**Exercise instructions**
Work out how many lines of the records hold the string "this", and reply with that number alone.

**Information shown**
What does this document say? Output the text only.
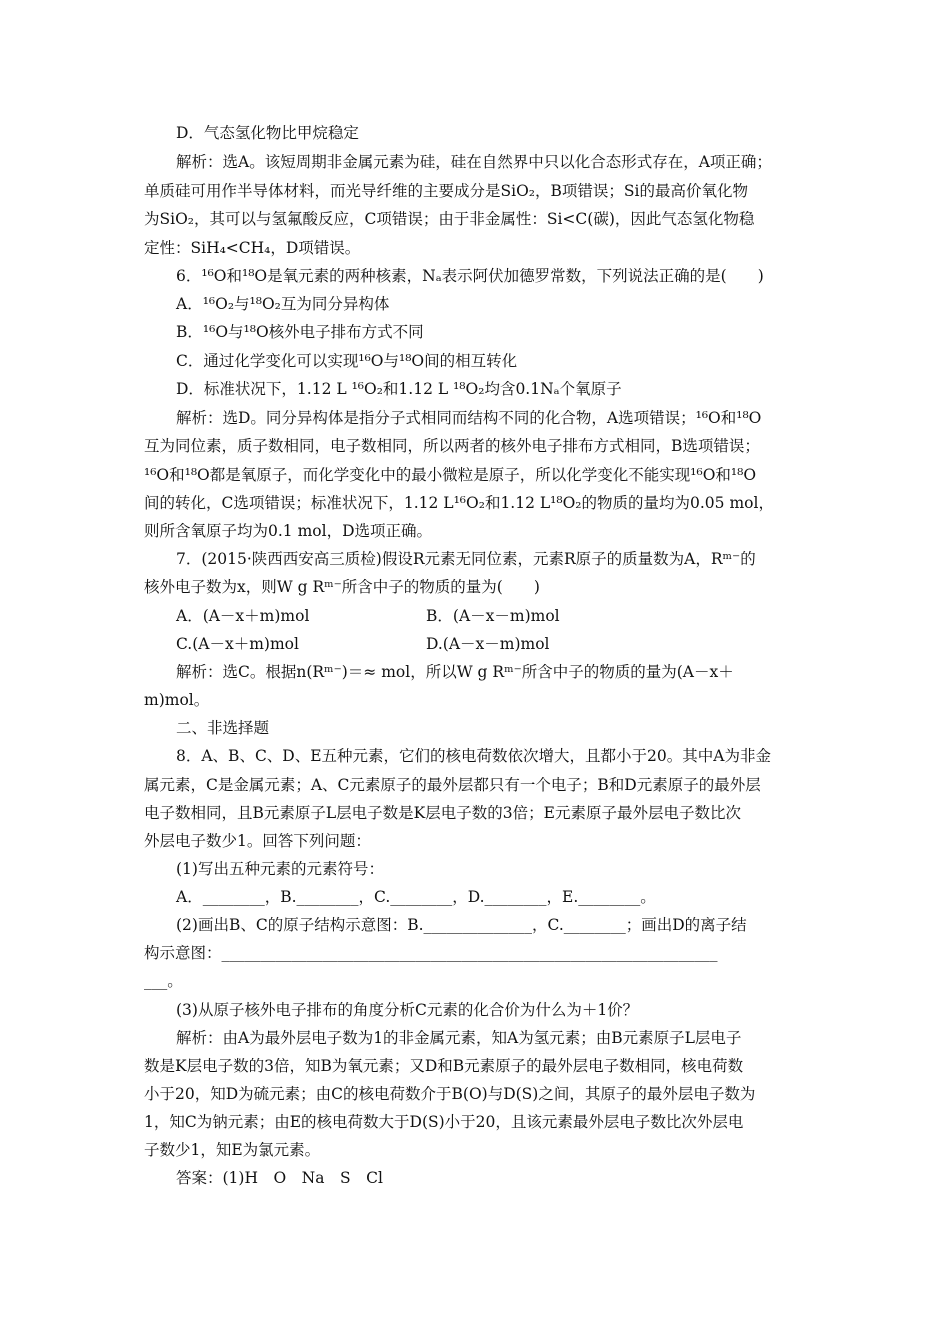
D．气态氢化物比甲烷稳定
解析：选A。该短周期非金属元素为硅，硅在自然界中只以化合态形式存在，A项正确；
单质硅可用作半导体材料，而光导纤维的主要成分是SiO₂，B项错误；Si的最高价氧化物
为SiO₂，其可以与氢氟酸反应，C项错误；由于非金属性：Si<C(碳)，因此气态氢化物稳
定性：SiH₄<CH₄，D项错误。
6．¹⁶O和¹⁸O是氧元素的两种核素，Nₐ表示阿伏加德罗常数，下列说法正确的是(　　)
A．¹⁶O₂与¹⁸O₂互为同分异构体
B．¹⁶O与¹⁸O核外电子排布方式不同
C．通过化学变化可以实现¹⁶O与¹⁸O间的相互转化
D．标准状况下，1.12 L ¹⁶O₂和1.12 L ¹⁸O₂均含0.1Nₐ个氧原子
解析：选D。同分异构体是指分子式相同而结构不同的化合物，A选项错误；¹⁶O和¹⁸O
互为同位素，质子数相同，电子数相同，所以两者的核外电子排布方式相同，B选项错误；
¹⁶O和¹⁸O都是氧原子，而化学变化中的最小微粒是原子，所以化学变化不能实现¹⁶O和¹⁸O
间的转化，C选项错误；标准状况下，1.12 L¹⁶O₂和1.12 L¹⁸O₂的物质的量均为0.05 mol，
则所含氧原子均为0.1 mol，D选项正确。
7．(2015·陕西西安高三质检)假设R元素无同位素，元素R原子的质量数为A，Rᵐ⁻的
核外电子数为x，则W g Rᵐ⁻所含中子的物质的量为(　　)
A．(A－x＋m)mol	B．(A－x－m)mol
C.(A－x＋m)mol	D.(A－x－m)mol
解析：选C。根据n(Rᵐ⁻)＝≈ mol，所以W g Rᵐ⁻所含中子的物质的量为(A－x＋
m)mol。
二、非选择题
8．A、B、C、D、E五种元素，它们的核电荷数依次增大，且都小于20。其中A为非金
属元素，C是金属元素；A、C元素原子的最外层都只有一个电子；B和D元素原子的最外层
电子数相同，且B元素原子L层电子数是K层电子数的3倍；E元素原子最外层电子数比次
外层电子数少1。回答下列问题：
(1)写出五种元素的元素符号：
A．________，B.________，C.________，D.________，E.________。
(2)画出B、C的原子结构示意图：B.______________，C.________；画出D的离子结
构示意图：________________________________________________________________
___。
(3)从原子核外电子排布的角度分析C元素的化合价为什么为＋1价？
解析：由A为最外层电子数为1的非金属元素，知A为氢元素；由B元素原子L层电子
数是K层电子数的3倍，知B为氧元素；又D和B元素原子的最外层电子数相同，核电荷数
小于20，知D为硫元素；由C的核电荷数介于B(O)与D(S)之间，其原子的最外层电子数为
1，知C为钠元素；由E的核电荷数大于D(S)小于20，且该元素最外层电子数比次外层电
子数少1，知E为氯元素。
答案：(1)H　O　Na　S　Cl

==

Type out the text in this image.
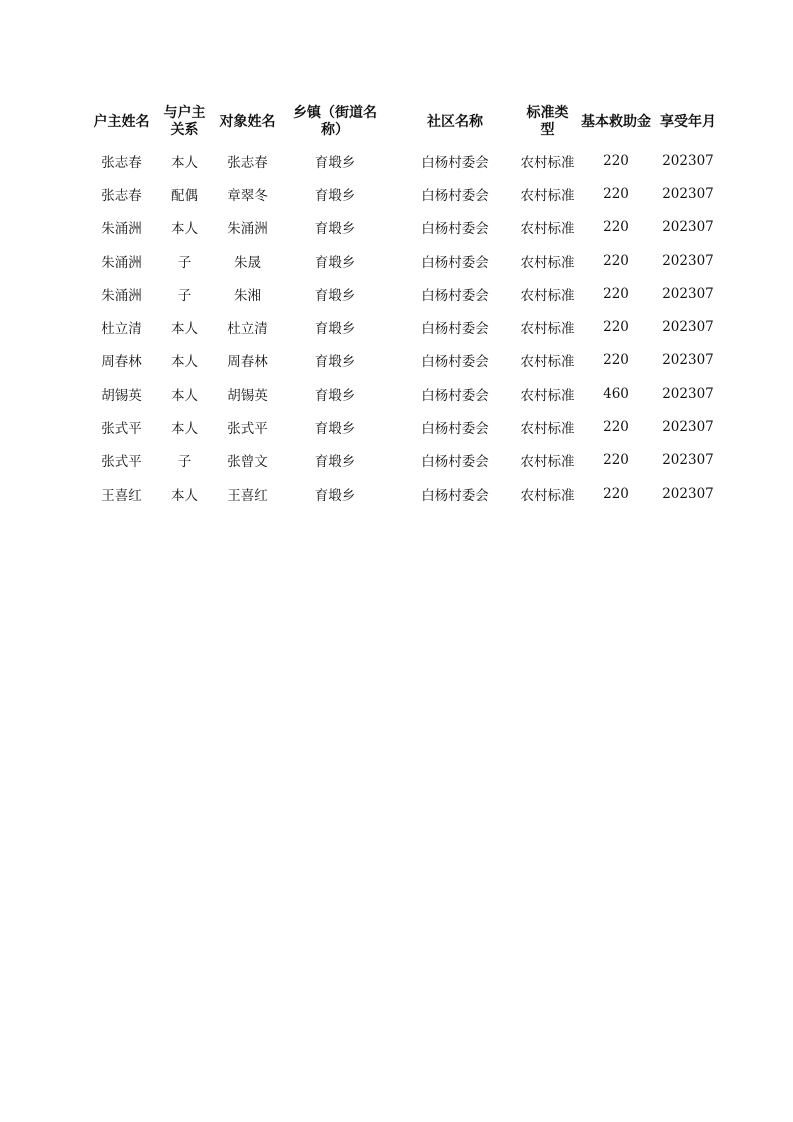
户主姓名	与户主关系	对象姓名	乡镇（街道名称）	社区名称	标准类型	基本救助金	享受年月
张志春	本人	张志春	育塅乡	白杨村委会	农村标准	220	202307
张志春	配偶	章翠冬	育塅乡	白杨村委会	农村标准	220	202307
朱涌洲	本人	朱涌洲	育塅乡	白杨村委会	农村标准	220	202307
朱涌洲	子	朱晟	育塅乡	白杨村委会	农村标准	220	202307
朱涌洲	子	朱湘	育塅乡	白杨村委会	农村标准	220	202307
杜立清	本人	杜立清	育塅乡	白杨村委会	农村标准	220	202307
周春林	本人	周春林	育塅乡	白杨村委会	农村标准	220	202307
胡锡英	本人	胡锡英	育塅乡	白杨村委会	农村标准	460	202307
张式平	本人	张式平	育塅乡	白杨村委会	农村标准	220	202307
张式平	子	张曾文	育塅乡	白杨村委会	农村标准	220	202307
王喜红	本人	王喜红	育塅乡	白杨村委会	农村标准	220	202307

**Reply**
2